▶ Provided data
◆ ◆ ◆ ◆
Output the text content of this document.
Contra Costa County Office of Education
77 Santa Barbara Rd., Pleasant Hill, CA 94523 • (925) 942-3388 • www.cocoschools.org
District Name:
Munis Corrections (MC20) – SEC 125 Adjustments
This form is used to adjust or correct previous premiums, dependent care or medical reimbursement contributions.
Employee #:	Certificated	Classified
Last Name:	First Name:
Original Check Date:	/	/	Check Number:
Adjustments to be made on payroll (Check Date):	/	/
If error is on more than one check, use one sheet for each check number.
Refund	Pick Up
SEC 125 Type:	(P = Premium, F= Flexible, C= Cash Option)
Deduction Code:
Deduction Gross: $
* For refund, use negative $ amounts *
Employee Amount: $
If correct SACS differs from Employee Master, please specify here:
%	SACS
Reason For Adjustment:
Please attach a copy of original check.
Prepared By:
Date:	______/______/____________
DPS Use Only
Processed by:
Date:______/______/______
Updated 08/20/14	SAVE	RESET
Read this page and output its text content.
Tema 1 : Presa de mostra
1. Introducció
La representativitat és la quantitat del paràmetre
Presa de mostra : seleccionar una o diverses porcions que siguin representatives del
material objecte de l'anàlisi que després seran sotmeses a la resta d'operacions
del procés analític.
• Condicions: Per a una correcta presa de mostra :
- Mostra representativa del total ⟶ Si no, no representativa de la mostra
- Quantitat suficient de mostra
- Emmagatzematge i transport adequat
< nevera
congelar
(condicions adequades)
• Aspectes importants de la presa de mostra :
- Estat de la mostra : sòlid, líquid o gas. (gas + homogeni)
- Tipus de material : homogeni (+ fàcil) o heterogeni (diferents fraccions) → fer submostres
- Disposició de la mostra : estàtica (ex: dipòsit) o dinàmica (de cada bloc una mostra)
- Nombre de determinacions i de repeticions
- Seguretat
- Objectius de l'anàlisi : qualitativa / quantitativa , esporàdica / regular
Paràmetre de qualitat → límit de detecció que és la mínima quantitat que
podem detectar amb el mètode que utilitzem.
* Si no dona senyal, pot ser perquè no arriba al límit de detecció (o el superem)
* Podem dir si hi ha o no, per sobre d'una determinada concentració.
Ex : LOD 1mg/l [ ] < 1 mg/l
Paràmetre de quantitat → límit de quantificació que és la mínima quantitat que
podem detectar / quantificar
◆ ◆ ◆ ◆
▶ Task statement
For each line of the listing that holds the word "Employee", show that line.

▶ Correct result
Employee #:	Certificated	Classified
Employee Amount: $
If correct SACS differs from Employee Master, please specify here:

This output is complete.